* [Figure collection entries]:

▬▬▬▬▬▬

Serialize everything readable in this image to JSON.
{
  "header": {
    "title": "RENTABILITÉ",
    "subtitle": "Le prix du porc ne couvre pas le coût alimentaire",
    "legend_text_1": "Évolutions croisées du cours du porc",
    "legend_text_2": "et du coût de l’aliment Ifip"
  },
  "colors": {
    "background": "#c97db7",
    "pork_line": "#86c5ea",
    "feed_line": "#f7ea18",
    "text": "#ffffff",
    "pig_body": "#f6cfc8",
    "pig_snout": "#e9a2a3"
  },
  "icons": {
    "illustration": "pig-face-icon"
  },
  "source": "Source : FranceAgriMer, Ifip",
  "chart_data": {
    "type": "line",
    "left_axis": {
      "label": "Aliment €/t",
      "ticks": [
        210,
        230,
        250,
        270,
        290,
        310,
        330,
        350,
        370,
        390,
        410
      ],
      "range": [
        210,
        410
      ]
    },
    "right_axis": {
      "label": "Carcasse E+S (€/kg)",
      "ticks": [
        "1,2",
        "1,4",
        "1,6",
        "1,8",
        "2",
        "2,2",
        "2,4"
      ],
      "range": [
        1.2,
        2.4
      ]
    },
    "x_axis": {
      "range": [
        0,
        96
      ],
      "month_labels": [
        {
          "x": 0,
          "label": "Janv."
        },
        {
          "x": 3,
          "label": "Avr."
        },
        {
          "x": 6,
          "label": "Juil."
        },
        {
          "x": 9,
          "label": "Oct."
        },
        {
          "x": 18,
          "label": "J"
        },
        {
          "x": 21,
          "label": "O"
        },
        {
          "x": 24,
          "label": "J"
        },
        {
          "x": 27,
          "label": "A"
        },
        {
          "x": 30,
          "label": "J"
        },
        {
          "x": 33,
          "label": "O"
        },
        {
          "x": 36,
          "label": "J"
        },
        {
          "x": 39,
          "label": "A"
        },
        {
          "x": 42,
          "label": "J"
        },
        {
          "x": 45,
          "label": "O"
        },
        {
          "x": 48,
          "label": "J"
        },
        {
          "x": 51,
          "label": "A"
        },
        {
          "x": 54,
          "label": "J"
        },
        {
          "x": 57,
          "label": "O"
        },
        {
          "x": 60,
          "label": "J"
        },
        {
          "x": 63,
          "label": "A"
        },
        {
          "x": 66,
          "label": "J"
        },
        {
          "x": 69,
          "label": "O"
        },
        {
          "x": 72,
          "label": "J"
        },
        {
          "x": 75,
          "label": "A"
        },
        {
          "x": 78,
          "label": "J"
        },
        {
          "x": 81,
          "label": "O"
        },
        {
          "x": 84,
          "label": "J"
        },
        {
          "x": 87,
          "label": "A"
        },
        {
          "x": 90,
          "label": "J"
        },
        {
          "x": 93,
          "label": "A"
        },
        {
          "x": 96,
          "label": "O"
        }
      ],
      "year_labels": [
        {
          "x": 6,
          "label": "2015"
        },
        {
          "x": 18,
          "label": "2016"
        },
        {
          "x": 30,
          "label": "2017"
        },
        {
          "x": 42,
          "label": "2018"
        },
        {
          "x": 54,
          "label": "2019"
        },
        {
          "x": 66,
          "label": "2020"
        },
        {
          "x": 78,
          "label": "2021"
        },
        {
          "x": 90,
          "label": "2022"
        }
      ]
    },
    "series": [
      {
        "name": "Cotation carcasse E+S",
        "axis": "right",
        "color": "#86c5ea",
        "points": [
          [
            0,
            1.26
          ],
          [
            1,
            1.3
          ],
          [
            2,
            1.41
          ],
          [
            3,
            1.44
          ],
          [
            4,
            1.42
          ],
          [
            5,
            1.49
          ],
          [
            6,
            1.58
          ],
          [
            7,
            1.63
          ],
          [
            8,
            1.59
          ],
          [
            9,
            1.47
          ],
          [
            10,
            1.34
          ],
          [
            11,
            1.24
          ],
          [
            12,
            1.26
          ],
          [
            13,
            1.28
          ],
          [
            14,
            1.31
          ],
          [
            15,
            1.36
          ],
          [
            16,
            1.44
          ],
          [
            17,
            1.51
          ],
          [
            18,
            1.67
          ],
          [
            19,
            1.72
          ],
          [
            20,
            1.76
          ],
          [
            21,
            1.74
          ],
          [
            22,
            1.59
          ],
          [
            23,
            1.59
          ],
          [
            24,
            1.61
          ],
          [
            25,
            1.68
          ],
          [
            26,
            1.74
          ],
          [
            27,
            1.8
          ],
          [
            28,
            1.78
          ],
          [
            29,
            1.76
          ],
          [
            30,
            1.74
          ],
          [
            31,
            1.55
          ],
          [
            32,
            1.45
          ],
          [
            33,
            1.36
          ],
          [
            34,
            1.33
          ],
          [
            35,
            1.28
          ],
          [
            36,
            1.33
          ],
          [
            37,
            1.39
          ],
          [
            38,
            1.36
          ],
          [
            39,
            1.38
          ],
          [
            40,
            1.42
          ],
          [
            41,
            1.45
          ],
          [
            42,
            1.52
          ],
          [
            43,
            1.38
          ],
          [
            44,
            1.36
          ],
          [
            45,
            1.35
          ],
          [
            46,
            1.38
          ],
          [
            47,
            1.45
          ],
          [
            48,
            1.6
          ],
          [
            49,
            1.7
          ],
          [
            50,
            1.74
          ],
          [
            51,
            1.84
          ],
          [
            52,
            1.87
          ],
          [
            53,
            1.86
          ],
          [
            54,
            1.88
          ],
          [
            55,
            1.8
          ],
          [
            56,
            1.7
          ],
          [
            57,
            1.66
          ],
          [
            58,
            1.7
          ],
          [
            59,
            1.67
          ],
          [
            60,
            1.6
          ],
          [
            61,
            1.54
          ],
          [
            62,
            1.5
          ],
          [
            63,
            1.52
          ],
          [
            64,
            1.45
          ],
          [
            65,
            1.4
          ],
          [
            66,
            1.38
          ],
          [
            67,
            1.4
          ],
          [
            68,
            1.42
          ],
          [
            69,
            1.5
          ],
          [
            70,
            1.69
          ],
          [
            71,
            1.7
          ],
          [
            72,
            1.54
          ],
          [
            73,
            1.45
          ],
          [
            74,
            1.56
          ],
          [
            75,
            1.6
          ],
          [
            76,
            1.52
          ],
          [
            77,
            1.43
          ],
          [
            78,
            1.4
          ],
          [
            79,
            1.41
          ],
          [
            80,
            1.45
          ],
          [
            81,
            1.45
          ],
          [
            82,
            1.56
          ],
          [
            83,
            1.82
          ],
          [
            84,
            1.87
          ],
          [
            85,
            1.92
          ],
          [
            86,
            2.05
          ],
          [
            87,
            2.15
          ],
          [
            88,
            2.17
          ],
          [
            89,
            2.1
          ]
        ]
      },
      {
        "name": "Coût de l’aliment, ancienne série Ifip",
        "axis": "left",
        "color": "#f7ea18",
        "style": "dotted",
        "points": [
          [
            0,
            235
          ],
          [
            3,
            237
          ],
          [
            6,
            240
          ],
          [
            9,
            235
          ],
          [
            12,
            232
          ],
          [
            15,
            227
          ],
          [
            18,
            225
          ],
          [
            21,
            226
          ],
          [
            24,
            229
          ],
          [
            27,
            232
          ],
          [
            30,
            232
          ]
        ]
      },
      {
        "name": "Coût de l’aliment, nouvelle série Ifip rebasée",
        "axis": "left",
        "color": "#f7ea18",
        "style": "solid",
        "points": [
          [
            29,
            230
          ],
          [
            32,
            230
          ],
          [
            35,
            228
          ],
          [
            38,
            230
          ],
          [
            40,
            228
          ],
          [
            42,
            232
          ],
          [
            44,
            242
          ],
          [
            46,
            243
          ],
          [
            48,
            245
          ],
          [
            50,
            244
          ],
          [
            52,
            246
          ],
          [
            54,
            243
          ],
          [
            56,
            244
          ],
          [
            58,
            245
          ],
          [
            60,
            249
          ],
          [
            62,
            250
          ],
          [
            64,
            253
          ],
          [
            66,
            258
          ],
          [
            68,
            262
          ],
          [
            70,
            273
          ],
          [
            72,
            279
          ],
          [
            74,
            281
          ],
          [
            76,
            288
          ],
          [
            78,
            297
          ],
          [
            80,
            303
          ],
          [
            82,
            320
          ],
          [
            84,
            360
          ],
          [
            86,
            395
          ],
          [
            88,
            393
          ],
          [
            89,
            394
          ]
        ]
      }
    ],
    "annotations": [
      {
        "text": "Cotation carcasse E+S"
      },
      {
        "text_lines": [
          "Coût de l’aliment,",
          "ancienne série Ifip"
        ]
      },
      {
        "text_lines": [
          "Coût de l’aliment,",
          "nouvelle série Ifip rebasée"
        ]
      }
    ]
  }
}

▬▬▬▬▬▬

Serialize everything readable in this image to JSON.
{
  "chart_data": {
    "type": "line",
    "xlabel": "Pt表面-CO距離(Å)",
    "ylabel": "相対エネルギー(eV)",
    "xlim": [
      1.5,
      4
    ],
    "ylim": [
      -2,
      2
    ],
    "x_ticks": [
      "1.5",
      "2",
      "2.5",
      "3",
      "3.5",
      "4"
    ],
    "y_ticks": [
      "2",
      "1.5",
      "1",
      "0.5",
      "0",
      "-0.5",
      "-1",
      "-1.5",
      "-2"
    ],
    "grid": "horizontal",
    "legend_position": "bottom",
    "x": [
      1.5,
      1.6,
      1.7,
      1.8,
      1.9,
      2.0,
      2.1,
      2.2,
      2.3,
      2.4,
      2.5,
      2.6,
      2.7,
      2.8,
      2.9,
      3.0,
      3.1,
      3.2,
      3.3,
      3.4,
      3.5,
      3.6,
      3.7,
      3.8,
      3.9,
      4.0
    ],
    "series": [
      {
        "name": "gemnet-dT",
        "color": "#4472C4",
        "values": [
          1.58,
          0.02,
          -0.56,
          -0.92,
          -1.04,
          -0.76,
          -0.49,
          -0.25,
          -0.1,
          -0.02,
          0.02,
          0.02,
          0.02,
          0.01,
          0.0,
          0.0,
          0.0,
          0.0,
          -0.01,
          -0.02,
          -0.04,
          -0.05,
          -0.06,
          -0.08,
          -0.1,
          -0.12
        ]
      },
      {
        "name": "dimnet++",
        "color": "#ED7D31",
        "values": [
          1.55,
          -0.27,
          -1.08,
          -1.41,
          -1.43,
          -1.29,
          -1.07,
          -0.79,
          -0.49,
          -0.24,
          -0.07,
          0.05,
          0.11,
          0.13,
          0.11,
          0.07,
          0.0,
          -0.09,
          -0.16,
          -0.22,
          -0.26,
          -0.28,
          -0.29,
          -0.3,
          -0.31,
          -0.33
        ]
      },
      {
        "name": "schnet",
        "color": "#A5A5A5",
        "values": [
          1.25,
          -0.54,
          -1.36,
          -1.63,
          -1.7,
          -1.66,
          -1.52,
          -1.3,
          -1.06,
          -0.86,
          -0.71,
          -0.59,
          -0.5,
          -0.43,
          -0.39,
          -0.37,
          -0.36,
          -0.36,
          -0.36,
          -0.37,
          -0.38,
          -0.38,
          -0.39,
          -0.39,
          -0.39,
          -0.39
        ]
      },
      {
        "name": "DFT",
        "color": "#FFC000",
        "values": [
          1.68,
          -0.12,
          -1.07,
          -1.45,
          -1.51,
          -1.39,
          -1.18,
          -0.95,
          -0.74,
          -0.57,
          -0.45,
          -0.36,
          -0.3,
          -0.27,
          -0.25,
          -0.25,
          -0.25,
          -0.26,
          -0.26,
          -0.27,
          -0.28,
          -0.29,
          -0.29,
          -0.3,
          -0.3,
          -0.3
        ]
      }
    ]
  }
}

▬▬▬▬▬▬

* [Stated problem]: Copy out each line of the listing that holds "rebasée".

* [Task output]:
        "name": "Coût de l’aliment, nouvelle série Ifip rebasée",
          "nouvelle série Ifip rebasée"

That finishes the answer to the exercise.